### Task requirements
Can you retype every record below exactly as written?
** BEGIN Data excerpts **
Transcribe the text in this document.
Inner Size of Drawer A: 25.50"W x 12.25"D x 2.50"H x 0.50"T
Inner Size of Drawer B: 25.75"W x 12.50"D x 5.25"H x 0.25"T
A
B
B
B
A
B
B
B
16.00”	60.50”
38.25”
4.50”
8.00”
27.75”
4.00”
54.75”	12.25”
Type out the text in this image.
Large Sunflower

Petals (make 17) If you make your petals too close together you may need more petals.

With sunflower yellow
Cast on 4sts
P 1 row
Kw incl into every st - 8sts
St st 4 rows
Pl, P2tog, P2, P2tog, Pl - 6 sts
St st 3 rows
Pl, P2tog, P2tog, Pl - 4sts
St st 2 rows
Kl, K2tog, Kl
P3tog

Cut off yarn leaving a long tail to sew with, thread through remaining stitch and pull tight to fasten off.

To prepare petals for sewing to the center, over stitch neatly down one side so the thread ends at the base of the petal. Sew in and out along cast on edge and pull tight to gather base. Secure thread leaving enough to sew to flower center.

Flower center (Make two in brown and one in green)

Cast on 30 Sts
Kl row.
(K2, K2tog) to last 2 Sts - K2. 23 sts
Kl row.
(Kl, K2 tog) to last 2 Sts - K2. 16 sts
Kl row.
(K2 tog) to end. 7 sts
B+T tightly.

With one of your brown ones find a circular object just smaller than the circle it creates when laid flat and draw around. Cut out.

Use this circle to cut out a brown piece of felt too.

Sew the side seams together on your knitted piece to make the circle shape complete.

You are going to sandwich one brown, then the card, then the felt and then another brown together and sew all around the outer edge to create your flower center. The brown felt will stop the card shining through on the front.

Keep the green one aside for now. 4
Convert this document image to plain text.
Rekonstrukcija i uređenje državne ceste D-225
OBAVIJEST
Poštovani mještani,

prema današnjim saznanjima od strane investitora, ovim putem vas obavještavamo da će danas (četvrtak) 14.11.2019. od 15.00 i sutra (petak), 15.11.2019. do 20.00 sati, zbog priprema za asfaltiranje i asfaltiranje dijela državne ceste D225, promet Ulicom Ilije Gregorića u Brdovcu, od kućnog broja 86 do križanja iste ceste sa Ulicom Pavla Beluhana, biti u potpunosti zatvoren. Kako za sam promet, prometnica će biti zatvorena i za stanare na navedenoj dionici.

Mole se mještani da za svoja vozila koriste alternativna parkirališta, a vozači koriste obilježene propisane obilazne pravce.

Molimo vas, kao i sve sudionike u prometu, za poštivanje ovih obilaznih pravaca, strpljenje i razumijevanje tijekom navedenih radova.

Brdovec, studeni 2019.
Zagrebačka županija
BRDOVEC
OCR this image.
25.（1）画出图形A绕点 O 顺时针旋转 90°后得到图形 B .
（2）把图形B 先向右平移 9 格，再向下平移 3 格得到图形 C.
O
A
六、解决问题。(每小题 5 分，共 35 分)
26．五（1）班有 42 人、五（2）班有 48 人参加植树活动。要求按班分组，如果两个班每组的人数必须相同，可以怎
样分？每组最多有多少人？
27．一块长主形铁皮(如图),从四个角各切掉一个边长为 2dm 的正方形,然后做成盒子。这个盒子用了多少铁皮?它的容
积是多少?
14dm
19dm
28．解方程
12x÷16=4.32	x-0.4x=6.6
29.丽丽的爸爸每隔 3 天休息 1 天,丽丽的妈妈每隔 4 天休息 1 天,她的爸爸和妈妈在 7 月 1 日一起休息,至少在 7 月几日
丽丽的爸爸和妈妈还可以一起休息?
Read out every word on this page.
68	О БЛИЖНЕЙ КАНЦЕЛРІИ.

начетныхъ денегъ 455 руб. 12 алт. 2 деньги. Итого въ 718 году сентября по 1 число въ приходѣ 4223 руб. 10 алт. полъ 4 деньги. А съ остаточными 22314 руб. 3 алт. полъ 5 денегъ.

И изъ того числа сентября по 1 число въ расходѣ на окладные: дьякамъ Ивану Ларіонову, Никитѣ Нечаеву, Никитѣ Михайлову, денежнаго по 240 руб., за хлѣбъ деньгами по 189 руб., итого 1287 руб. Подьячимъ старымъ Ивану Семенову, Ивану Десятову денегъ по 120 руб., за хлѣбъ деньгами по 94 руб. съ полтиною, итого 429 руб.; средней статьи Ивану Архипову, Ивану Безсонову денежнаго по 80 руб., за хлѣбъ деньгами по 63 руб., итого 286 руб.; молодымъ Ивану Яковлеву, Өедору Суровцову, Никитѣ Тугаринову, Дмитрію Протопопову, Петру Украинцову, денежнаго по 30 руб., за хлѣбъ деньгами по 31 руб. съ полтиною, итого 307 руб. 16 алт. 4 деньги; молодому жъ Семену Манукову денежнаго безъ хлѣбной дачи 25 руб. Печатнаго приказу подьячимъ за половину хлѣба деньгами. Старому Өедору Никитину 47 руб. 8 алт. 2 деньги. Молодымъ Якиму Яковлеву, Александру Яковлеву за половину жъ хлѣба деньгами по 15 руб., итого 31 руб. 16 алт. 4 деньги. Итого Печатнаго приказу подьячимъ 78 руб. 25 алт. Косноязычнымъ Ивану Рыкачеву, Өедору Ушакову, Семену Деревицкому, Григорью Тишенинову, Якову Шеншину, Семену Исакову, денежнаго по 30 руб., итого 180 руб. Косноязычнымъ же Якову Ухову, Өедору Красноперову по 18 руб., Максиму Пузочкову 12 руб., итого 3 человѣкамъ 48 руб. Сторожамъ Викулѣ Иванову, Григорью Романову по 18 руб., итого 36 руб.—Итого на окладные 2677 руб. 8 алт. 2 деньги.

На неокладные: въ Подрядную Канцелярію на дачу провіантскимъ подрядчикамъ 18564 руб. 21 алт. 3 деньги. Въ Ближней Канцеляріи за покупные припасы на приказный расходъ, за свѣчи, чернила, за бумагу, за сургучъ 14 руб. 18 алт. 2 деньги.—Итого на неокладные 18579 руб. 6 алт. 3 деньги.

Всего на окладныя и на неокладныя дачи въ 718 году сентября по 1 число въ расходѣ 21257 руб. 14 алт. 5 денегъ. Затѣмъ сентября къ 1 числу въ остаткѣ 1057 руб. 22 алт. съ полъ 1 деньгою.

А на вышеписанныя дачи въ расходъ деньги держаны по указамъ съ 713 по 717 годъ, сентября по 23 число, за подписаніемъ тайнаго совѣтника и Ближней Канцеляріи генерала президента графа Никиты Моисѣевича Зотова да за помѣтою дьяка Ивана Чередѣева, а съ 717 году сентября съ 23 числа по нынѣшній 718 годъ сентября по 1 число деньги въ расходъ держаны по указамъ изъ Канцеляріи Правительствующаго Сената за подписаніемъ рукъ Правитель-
** END Data excerpts **
### Written response
Transcribe the text in this document.
Inner Size of Drawer A: 25.50"W x 12.25"D x 2.50"H x 0.50"T
Inner Size of Drawer B: 25.75"W x 12.50"D x 5.25"H x 0.25"T
A
B
B
B
A
B
B
B
16.00”	60.50”
38.25”
4.50”
8.00”
27.75”
4.00”
54.75”	12.25”
Type out the text in this image.
Large Sunflower

Petals (make 17) If you make your petals too close together you may need more petals.

With sunflower yellow
Cast on 4sts
P 1 row
Kw incl into every st - 8sts
St st 4 rows
Pl, P2tog, P2, P2tog, Pl - 6 sts
St st 3 rows
Pl, P2tog, P2tog, Pl - 4sts
St st 2 rows
Kl, K2tog, Kl
P3tog

Cut off yarn leaving a long tail to sew with, thread through remaining stitch and pull tight to fasten off.

To prepare petals for sewing to the center, over stitch neatly down one side so the thread ends at the base of the petal. Sew in and out along cast on edge and pull tight to gather base. Secure thread leaving enough to sew to flower center.

Flower center (Make two in brown and one in green)

Cast on 30 Sts
Kl row.
(K2, K2tog) to last 2 Sts - K2. 23 sts
Kl row.
(Kl, K2 tog) to last 2 Sts - K2. 16 sts
Kl row.
(K2 tog) to end. 7 sts
B+T tightly.

With one of your brown ones find a circular object just smaller than the circle it creates when laid flat and draw around. Cut out.

Use this circle to cut out a brown piece of felt too.

Sew the side seams together on your knitted piece to make the circle shape complete.

You are going to sandwich one brown, then the card, then the felt and then another brown together and sew all around the outer edge to create your flower center. The brown felt will stop the card shining through on the front.

Keep the green one aside for now. 4
Convert this document image to plain text.
Rekonstrukcija i uređenje državne ceste D-225
OBAVIJEST
Poštovani mještani,

prema današnjim saznanjima od strane investitora, ovim putem vas obavještavamo da će danas (četvrtak) 14.11.2019. od 15.00 i sutra (petak), 15.11.2019. do 20.00 sati, zbog priprema za asfaltiranje i asfaltiranje dijela državne ceste D225, promet Ulicom Ilije Gregorića u Brdovcu, od kućnog broja 86 do križanja iste ceste sa Ulicom Pavla Beluhana, biti u potpunosti zatvoren. Kako za sam promet, prometnica će biti zatvorena i za stanare na navedenoj dionici.

Mole se mještani da za svoja vozila koriste alternativna parkirališta, a vozači koriste obilježene propisane obilazne pravce.

Molimo vas, kao i sve sudionike u prometu, za poštivanje ovih obilaznih pravaca, strpljenje i razumijevanje tijekom navedenih radova.

Brdovec, studeni 2019.
Zagrebačka županija
BRDOVEC
OCR this image.
25.（1）画出图形A绕点 O 顺时针旋转 90°后得到图形 B .
（2）把图形B 先向右平移 9 格，再向下平移 3 格得到图形 C.
O
A
六、解决问题。(每小题 5 分，共 35 分)
26．五（1）班有 42 人、五（2）班有 48 人参加植树活动。要求按班分组，如果两个班每组的人数必须相同，可以怎
样分？每组最多有多少人？
27．一块长主形铁皮(如图),从四个角各切掉一个边长为 2dm 的正方形,然后做成盒子。这个盒子用了多少铁皮?它的容
积是多少?
14dm
19dm
28．解方程
12x÷16=4.32	x-0.4x=6.6
29.丽丽的爸爸每隔 3 天休息 1 天,丽丽的妈妈每隔 4 天休息 1 天,她的爸爸和妈妈在 7 月 1 日一起休息,至少在 7 月几日
丽丽的爸爸和妈妈还可以一起休息?
Read out every word on this page.
68	О БЛИЖНЕЙ КАНЦЕЛРІИ.

начетныхъ денегъ 455 руб. 12 алт. 2 деньги. Итого въ 718 году сентября по 1 число въ приходѣ 4223 руб. 10 алт. полъ 4 деньги. А съ остаточными 22314 руб. 3 алт. полъ 5 денегъ.

И изъ того числа сентября по 1 число въ расходѣ на окладные: дьякамъ Ивану Ларіонову, Никитѣ Нечаеву, Никитѣ Михайлову, денежнаго по 240 руб., за хлѣбъ деньгами по 189 руб., итого 1287 руб. Подьячимъ старымъ Ивану Семенову, Ивану Десятову денегъ по 120 руб., за хлѣбъ деньгами по 94 руб. съ полтиною, итого 429 руб.; средней статьи Ивану Архипову, Ивану Безсонову денежнаго по 80 руб., за хлѣбъ деньгами по 63 руб., итого 286 руб.; молодымъ Ивану Яковлеву, Өедору Суровцову, Никитѣ Тугаринову, Дмитрію Протопопову, Петру Украинцову, денежнаго по 30 руб., за хлѣбъ деньгами по 31 руб. съ полтиною, итого 307 руб. 16 алт. 4 деньги; молодому жъ Семену Манукову денежнаго безъ хлѣбной дачи 25 руб. Печатнаго приказу подьячимъ за половину хлѣба деньгами. Старому Өедору Никитину 47 руб. 8 алт. 2 деньги. Молодымъ Якиму Яковлеву, Александру Яковлеву за половину жъ хлѣба деньгами по 15 руб., итого 31 руб. 16 алт. 4 деньги. Итого Печатнаго приказу подьячимъ 78 руб. 25 алт. Косноязычнымъ Ивану Рыкачеву, Өедору Ушакову, Семену Деревицкому, Григорью Тишенинову, Якову Шеншину, Семену Исакову, денежнаго по 30 руб., итого 180 руб. Косноязычнымъ же Якову Ухову, Өедору Красноперову по 18 руб., Максиму Пузочкову 12 руб., итого 3 человѣкамъ 48 руб. Сторожамъ Викулѣ Иванову, Григорью Романову по 18 руб., итого 36 руб.—Итого на окладные 2677 руб. 8 алт. 2 деньги.

На неокладные: въ Подрядную Канцелярію на дачу провіантскимъ подрядчикамъ 18564 руб. 21 алт. 3 деньги. Въ Ближней Канцеляріи за покупные припасы на приказный расходъ, за свѣчи, чернила, за бумагу, за сургучъ 14 руб. 18 алт. 2 деньги.—Итого на неокладные 18579 руб. 6 алт. 3 деньги.

Всего на окладныя и на неокладныя дачи въ 718 году сентября по 1 число въ расходѣ 21257 руб. 14 алт. 5 денегъ. Затѣмъ сентября къ 1 числу въ остаткѣ 1057 руб. 22 алт. съ полъ 1 деньгою.

А на вышеписанныя дачи въ расходъ деньги держаны по указамъ съ 713 по 717 годъ, сентября по 23 число, за подписаніемъ тайнаго совѣтника и Ближней Канцеляріи генерала президента графа Никиты Моисѣевича Зотова да за помѣтою дьяка Ивана Чередѣева, а съ 717 году сентября съ 23 числа по нынѣшній 718 годъ сентября по 1 число деньги въ расходъ держаны по указамъ изъ Канцеляріи Правительствующаго Сената за подписаніемъ рукъ Правитель-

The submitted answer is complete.